— start of EXCERPTED RECORDS —

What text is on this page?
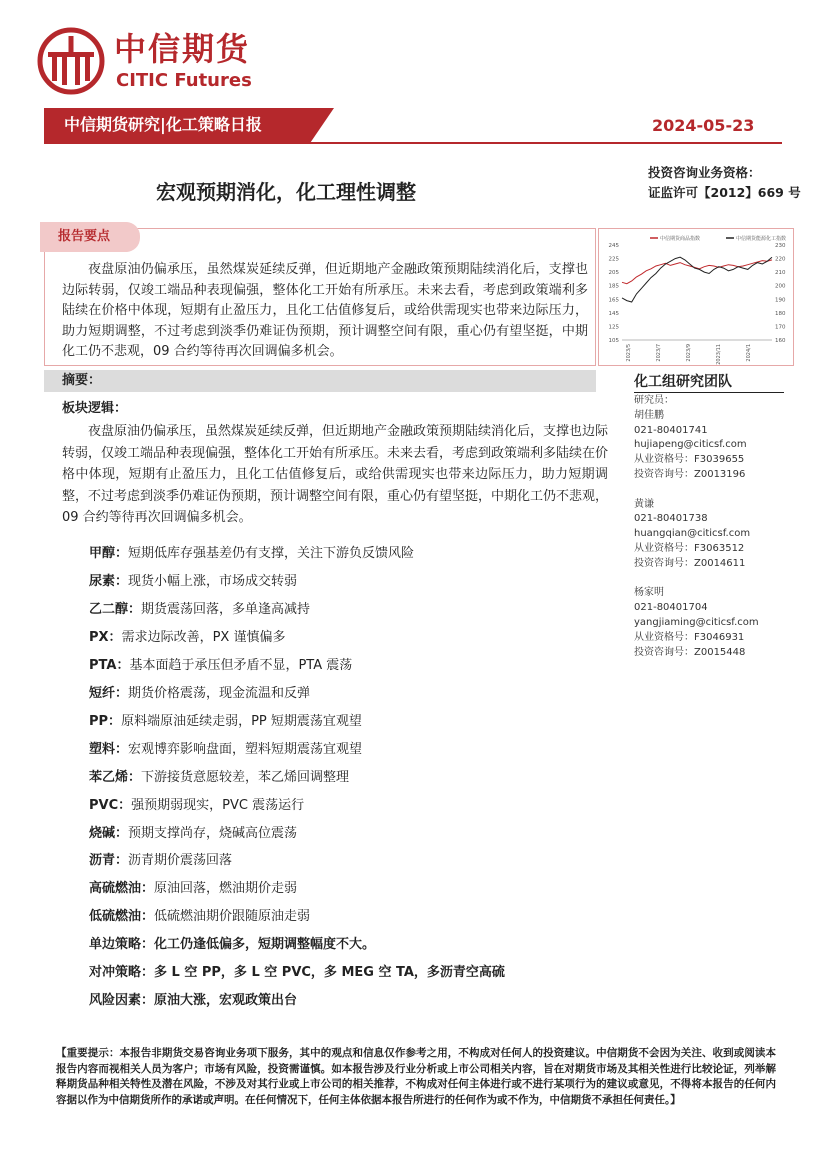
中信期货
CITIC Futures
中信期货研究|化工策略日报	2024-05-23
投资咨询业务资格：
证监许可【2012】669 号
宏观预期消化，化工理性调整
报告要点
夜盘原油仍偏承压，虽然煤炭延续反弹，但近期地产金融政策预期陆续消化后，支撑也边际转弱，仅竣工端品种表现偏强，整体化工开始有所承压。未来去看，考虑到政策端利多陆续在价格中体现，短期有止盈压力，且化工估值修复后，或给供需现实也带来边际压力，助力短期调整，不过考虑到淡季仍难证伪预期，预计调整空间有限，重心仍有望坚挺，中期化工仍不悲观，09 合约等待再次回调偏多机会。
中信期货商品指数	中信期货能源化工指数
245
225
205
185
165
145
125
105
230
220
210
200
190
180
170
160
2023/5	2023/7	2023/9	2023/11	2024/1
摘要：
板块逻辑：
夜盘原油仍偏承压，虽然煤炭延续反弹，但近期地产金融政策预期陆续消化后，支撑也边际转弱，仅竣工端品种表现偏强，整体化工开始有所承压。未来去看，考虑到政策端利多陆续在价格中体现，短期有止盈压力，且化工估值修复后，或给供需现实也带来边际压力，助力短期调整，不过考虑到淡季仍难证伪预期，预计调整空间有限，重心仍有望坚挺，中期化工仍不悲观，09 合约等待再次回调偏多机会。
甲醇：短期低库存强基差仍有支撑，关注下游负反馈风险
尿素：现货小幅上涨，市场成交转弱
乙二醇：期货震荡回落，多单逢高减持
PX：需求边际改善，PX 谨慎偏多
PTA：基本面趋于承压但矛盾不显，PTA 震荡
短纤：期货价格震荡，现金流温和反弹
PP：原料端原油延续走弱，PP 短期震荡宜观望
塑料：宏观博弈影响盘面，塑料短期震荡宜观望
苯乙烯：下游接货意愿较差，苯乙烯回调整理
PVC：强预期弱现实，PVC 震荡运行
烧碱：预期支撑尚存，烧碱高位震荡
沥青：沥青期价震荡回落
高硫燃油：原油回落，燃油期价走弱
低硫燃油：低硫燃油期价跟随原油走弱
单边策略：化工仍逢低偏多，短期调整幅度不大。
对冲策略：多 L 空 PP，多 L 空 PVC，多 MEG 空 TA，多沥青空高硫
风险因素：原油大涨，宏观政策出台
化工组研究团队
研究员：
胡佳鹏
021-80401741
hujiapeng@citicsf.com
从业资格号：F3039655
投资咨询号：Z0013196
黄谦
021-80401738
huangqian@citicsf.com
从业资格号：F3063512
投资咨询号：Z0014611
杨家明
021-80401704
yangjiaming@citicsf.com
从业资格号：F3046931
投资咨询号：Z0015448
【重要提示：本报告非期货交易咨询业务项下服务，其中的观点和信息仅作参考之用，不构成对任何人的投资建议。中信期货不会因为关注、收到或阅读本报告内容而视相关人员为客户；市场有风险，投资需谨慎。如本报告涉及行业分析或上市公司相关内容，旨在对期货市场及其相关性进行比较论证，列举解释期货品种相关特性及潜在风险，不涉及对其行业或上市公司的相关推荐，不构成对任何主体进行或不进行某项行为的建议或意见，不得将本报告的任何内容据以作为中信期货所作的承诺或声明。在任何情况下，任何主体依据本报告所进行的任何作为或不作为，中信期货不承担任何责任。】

— end of EXCERPTED RECORDS —

## GIVEN PROBLEM
Restate each entry word for word, please, but drop any images it holds.

## OUTPUT OF THE TASK
What text is on this page?
中信期货
CITIC Futures
中信期货研究|化工策略日报	2024-05-23
投资咨询业务资格：
证监许可【2012】669 号
宏观预期消化，化工理性调整
报告要点
夜盘原油仍偏承压，虽然煤炭延续反弹，但近期地产金融政策预期陆续消化后，支撑也边际转弱，仅竣工端品种表现偏强，整体化工开始有所承压。未来去看，考虑到政策端利多陆续在价格中体现，短期有止盈压力，且化工估值修复后，或给供需现实也带来边际压力，助力短期调整，不过考虑到淡季仍难证伪预期，预计调整空间有限，重心仍有望坚挺，中期化工仍不悲观，09 合约等待再次回调偏多机会。
中信期货商品指数	中信期货能源化工指数
245
225
205
185
165
145
125
105
230
220
210
200
190
180
170
160
2023/5	2023/7	2023/9	2023/11	2024/1
摘要：
板块逻辑：
夜盘原油仍偏承压，虽然煤炭延续反弹，但近期地产金融政策预期陆续消化后，支撑也边际转弱，仅竣工端品种表现偏强，整体化工开始有所承压。未来去看，考虑到政策端利多陆续在价格中体现，短期有止盈压力，且化工估值修复后，或给供需现实也带来边际压力，助力短期调整，不过考虑到淡季仍难证伪预期，预计调整空间有限，重心仍有望坚挺，中期化工仍不悲观，09 合约等待再次回调偏多机会。
甲醇：短期低库存强基差仍有支撑，关注下游负反馈风险
尿素：现货小幅上涨，市场成交转弱
乙二醇：期货震荡回落，多单逢高减持
PX：需求边际改善，PX 谨慎偏多
PTA：基本面趋于承压但矛盾不显，PTA 震荡
短纤：期货价格震荡，现金流温和反弹
PP：原料端原油延续走弱，PP 短期震荡宜观望
塑料：宏观博弈影响盘面，塑料短期震荡宜观望
苯乙烯：下游接货意愿较差，苯乙烯回调整理
PVC：强预期弱现实，PVC 震荡运行
烧碱：预期支撑尚存，烧碱高位震荡
沥青：沥青期价震荡回落
高硫燃油：原油回落，燃油期价走弱
低硫燃油：低硫燃油期价跟随原油走弱
单边策略：化工仍逢低偏多，短期调整幅度不大。
对冲策略：多 L 空 PP，多 L 空 PVC，多 MEG 空 TA，多沥青空高硫
风险因素：原油大涨，宏观政策出台
化工组研究团队
研究员：
胡佳鹏
021-80401741
hujiapeng@citicsf.com
从业资格号：F3039655
投资咨询号：Z0013196
黄谦
021-80401738
huangqian@citicsf.com
从业资格号：F3063512
投资咨询号：Z0014611
杨家明
021-80401704
yangjiaming@citicsf.com
从业资格号：F3046931
投资咨询号：Z0015448
【重要提示：本报告非期货交易咨询业务项下服务，其中的观点和信息仅作参考之用，不构成对任何人的投资建议。中信期货不会因为关注、收到或阅读本报告内容而视相关人员为客户；市场有风险，投资需谨慎。如本报告涉及行业分析或上市公司相关内容，旨在对期货市场及其相关性进行比较论证，列举解释期货品种相关特性及潜在风险，不涉及对其行业或上市公司的相关推荐，不构成对任何主体进行或不进行某项行为的建议或意见，不得将本报告的任何内容据以作为中信期货所作的承诺或声明。在任何情况下，任何主体依据本报告所进行的任何作为或不作为，中信期货不承担任何责任。】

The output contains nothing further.